## What you should do
Identify each line in the data below that contains the string "ties", and copy those lines out. Case counts, so match only that capitalization.

-=-=-

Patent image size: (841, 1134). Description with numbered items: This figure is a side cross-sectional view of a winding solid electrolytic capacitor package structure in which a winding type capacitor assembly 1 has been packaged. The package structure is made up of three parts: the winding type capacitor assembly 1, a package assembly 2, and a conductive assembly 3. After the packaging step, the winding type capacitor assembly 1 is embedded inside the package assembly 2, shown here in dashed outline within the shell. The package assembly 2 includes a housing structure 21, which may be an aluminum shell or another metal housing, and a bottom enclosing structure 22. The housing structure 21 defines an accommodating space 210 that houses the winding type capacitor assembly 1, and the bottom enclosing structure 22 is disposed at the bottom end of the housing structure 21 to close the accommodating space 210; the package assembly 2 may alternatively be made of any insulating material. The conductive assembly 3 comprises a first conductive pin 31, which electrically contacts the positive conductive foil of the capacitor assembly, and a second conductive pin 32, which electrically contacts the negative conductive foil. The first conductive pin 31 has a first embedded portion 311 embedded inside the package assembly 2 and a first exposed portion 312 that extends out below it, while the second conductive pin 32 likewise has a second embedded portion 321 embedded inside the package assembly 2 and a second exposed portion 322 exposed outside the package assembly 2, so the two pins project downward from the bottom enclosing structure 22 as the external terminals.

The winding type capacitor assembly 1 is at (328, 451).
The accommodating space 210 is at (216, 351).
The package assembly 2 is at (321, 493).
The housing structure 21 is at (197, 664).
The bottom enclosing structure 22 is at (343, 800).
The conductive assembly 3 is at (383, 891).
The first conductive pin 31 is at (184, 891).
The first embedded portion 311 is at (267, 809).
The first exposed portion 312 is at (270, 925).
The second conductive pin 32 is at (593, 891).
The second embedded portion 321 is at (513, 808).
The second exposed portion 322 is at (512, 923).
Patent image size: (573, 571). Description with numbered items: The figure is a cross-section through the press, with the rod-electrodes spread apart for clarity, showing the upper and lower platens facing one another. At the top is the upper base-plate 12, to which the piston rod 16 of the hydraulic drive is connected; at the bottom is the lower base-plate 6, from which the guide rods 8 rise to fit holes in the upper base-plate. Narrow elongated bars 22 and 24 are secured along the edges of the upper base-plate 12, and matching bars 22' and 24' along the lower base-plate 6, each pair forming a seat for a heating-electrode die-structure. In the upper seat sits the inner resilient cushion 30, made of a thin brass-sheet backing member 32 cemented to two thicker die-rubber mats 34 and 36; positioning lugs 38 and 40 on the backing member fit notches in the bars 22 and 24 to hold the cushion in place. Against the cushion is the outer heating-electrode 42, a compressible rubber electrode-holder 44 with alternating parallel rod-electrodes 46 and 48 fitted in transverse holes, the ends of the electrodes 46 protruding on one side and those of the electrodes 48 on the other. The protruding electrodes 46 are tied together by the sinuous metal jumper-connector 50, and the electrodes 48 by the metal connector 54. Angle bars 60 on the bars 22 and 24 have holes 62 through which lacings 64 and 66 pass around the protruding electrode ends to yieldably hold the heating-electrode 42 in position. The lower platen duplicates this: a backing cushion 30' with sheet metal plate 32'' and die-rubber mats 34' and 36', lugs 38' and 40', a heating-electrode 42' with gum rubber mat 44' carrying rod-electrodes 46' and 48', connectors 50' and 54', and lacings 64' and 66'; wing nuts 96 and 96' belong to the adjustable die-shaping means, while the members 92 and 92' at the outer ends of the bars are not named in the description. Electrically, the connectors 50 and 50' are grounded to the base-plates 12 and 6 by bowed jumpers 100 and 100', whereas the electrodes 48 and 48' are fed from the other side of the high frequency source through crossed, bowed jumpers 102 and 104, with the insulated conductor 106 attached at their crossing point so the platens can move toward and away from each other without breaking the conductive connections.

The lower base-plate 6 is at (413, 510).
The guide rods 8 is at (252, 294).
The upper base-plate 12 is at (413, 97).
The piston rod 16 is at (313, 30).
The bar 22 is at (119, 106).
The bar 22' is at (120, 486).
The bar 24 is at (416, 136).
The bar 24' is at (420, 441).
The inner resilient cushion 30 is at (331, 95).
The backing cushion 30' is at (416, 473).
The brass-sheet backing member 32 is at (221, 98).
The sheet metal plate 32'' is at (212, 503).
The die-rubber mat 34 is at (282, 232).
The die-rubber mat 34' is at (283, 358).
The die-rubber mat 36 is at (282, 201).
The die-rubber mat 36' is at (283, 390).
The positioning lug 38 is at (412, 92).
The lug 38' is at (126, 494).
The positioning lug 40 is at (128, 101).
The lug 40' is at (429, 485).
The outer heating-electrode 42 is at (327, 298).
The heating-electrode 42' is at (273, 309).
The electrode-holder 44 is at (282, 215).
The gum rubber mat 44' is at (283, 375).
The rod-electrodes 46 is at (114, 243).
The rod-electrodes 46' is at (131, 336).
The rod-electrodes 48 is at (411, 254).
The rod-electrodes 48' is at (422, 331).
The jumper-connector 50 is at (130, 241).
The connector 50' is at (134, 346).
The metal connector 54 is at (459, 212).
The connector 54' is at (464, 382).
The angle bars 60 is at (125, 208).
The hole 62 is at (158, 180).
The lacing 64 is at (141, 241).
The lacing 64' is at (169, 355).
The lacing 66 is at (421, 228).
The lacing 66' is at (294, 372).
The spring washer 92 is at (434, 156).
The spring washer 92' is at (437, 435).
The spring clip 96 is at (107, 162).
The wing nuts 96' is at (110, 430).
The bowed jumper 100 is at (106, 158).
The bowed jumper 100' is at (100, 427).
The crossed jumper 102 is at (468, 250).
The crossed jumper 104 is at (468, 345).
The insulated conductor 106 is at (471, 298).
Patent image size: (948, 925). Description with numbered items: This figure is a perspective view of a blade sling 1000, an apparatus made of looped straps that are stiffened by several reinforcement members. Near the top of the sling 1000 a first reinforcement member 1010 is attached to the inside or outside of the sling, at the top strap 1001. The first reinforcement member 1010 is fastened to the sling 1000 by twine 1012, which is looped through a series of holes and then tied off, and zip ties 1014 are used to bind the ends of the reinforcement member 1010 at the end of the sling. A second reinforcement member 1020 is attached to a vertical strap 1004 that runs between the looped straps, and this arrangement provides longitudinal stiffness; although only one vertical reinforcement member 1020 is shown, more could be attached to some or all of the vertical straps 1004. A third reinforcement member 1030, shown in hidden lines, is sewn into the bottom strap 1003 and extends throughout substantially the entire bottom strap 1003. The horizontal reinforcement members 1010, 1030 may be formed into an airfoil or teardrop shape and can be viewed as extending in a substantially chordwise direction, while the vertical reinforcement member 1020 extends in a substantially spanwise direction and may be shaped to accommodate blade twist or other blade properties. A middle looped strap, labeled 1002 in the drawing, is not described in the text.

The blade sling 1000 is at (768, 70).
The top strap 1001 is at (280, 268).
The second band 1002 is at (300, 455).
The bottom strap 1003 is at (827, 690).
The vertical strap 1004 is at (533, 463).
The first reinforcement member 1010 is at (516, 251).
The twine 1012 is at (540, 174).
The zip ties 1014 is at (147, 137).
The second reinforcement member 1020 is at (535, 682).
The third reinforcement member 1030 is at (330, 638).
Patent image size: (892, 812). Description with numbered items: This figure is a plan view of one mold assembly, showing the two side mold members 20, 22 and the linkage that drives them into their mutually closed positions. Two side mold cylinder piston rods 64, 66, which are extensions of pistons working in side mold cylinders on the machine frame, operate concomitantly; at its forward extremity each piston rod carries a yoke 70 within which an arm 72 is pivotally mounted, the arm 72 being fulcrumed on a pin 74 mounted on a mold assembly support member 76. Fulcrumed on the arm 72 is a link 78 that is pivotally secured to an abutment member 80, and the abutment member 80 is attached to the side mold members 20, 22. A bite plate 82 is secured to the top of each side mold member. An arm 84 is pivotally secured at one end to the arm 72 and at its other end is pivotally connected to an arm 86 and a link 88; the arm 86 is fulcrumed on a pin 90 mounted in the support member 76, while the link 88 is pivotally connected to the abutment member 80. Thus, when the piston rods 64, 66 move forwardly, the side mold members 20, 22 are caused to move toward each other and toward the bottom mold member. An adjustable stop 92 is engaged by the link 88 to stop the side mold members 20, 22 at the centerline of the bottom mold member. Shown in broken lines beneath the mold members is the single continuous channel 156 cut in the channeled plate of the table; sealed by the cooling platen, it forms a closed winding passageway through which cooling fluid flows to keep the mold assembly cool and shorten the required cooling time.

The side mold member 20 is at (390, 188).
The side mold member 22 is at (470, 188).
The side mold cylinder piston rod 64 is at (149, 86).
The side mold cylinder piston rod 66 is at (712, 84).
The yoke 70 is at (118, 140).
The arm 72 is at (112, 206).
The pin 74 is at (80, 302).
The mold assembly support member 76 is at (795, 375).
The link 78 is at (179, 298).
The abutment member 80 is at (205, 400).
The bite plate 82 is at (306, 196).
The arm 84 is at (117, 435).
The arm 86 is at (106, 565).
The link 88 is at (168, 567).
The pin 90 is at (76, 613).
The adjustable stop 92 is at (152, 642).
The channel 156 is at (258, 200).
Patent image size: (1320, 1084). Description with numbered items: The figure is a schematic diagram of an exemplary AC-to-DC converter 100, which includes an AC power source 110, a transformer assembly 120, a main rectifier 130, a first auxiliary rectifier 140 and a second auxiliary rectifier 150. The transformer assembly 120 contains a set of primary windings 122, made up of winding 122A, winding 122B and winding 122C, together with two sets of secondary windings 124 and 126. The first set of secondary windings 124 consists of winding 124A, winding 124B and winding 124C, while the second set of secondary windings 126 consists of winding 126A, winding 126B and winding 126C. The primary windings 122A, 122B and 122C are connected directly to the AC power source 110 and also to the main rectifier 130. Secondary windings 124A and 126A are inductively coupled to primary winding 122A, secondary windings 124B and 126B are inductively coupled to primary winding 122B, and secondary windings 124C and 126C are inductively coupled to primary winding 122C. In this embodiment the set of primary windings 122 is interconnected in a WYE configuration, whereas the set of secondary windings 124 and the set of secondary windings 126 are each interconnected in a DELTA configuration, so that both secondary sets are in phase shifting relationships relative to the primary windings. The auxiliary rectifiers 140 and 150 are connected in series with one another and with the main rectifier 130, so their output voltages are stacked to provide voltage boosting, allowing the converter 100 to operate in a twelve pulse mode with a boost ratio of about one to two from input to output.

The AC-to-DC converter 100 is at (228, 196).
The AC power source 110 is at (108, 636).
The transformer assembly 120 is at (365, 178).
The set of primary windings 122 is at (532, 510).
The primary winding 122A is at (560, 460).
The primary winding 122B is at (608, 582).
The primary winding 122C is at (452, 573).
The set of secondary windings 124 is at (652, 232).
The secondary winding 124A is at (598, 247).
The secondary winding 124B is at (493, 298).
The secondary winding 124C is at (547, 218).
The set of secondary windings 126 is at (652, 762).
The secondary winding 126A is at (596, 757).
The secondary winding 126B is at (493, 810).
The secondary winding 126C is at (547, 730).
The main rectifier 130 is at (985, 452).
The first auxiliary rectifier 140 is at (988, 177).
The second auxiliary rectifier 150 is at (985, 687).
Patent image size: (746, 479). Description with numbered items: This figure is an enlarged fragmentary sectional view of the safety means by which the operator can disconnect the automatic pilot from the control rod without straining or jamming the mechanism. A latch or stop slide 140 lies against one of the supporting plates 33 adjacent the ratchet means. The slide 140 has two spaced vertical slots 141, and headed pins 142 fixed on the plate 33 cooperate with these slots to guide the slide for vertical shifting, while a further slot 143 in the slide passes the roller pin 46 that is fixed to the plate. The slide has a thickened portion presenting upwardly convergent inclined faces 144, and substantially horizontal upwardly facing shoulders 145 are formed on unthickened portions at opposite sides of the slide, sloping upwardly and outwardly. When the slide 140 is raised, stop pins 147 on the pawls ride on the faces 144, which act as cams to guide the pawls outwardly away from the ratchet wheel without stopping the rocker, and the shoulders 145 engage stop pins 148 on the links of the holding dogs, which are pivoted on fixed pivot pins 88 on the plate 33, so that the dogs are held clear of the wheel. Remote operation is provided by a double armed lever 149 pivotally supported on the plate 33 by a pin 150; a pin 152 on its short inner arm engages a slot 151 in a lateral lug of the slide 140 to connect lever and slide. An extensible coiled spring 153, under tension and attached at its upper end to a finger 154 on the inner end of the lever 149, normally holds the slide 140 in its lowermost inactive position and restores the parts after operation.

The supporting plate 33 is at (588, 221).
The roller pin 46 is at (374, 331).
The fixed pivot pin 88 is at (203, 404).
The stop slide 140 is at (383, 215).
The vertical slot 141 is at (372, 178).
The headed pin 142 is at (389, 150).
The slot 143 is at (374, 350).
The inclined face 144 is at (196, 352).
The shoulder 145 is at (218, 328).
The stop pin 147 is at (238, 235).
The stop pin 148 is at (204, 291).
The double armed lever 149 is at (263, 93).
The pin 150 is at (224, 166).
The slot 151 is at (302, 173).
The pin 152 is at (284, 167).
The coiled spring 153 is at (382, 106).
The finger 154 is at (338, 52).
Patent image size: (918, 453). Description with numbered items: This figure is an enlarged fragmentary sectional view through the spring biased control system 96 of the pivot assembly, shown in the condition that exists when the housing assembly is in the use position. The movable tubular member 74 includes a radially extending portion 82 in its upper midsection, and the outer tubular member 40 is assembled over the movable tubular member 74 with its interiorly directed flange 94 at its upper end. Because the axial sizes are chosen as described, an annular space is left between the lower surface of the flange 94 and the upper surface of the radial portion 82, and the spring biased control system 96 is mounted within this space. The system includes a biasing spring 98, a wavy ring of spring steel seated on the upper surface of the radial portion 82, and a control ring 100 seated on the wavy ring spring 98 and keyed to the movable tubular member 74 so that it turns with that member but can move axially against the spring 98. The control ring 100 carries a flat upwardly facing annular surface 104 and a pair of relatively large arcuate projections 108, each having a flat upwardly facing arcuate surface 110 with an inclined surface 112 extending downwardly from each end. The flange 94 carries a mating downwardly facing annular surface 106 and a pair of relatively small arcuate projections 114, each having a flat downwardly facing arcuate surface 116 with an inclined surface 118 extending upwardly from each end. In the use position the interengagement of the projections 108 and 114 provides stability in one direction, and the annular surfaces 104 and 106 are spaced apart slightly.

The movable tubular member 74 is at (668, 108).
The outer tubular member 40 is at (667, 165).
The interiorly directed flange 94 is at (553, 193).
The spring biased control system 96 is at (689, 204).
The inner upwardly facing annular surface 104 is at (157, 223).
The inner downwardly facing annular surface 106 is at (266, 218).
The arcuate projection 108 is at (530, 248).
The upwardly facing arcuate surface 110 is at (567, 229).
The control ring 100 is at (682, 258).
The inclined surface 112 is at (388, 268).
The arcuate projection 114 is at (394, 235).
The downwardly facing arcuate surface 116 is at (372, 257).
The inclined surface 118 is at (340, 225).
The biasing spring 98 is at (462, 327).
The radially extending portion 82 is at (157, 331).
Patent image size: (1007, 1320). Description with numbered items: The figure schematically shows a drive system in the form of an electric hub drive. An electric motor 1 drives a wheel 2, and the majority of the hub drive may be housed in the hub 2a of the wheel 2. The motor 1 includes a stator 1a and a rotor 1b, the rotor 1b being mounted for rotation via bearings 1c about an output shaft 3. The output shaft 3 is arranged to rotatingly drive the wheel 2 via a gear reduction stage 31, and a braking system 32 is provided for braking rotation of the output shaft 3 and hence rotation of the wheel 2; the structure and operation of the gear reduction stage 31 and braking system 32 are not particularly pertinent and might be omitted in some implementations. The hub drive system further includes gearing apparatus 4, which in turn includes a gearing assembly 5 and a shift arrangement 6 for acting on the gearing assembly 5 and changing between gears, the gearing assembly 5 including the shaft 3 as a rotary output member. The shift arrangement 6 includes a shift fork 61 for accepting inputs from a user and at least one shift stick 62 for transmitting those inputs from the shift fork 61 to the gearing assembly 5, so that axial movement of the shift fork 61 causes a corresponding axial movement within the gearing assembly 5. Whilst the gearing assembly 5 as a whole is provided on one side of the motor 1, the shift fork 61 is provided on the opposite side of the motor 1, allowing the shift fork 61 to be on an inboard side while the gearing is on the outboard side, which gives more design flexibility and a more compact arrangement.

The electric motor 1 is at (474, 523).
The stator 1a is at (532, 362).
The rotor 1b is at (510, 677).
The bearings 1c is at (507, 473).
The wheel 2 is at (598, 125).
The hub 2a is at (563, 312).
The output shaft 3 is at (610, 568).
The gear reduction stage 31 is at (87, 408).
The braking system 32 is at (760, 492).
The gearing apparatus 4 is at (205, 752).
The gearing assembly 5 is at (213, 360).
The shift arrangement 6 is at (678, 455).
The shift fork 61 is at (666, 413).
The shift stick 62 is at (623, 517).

-=-=-

## Solution for this exercise
Patent image size: (948, 925). Description with numbered items: This figure is a perspective view of a blade sling 1000, an apparatus made of looped straps that are stiffened by several reinforcement members. Near the top of the sling 1000 a first reinforcement member 1010 is attached to the inside or outside of the sling, at the top strap 1001. The first reinforcement member 1010 is fastened to the sling 1000 by twine 1012, which is looped through a series of holes and then tied off, and zip ties 1014 are used to bind the ends of the reinforcement member 1010 at the end of the sling. A second reinforcement member 1020 is attached to a vertical strap 1004 that runs between the looped straps, and this arrangement provides longitudinal stiffness; although only one vertical reinforcement member 1020 is shown, more could be attached to some or all of the vertical straps 1004. A third reinforcement member 1030, shown in hidden lines, is sewn into the bottom strap 1003 and extends throughout substantially the entire bottom strap 1003. The horizontal reinforcement members 1010, 1030 may be formed into an airfoil or teardrop shape and can be viewed as extending in a substantially chordwise direction, while the vertical reinforcement member 1020 extends in a substantially spanwise direction and may be shaped to accommodate blade twist or other blade properties. A middle looped strap, labeled 1002 in the drawing, is not described in the text.
The zip ties 1014 is at (147, 137).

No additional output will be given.